Stored data:
────────────────

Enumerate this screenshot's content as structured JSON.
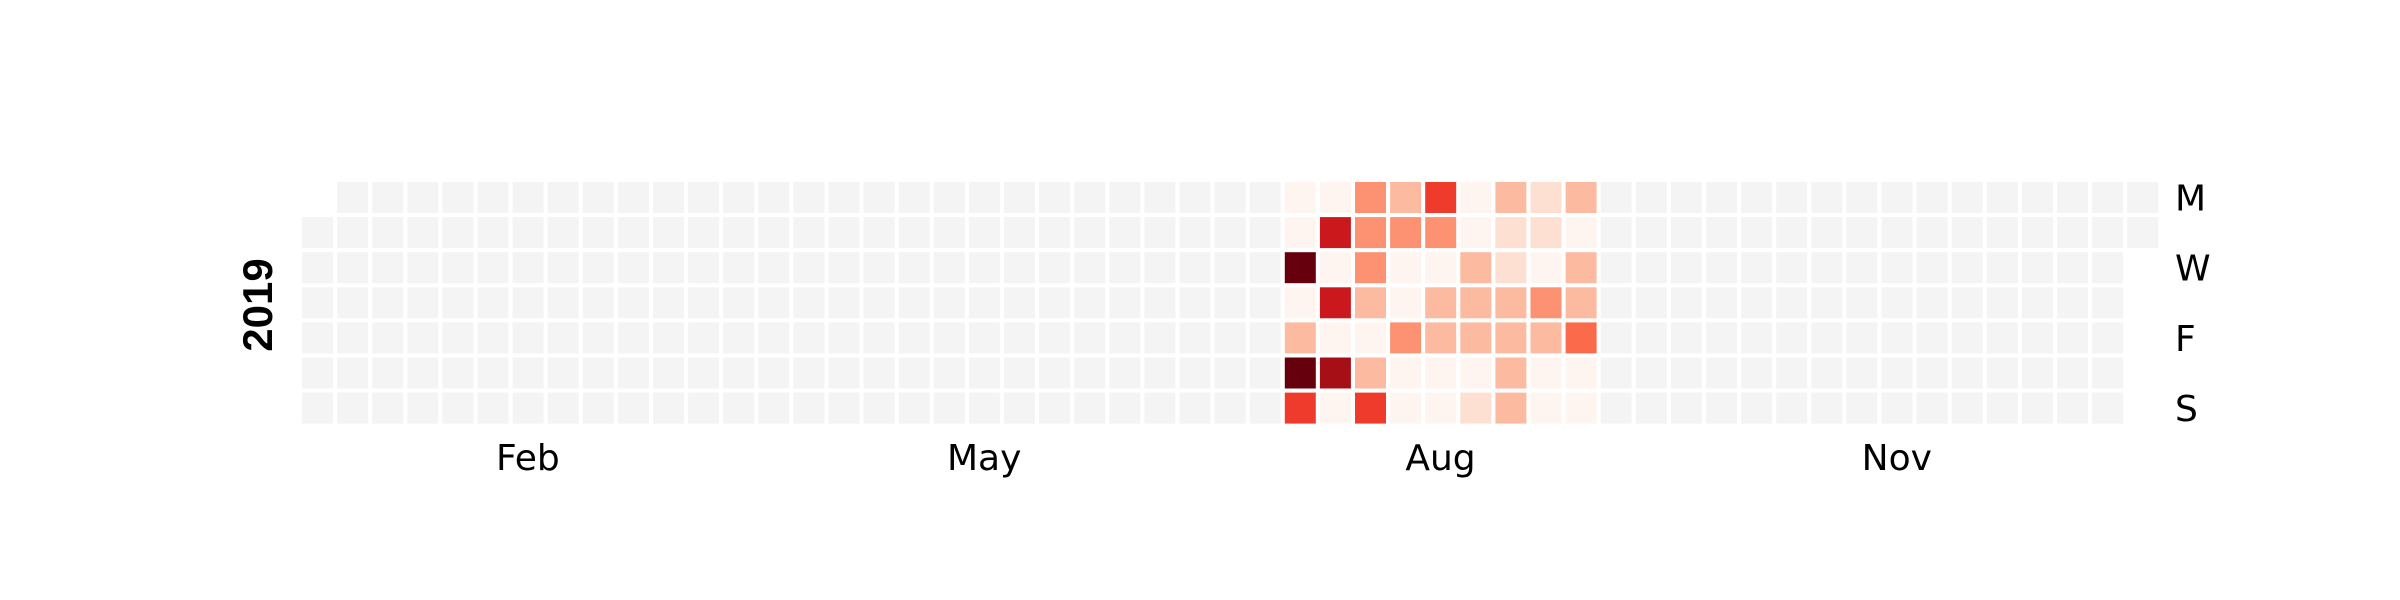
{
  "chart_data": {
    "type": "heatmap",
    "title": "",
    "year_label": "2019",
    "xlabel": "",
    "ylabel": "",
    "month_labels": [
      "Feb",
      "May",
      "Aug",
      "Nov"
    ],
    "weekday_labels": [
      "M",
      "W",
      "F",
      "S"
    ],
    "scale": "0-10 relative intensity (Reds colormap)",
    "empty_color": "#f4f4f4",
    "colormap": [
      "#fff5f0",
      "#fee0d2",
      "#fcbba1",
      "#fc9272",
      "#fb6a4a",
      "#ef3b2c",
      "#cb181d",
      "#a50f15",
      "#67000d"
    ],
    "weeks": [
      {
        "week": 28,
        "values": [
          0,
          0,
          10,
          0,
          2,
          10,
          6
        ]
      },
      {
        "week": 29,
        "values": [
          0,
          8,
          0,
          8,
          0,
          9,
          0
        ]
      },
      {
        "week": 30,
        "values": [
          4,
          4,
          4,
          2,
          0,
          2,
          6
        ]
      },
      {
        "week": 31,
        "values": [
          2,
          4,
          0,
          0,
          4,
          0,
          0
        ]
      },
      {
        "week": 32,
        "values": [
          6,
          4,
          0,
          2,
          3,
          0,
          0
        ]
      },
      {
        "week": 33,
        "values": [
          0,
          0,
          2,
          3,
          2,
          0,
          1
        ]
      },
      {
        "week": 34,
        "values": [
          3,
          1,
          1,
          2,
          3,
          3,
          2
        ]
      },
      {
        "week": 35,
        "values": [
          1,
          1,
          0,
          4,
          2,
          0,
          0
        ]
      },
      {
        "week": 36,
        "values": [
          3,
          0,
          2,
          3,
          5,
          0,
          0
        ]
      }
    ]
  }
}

────────────────

Exercise:
Go through the listing above and report how many of its lines contain the word "colormap", with only the number as output.

Solution to the problem:
2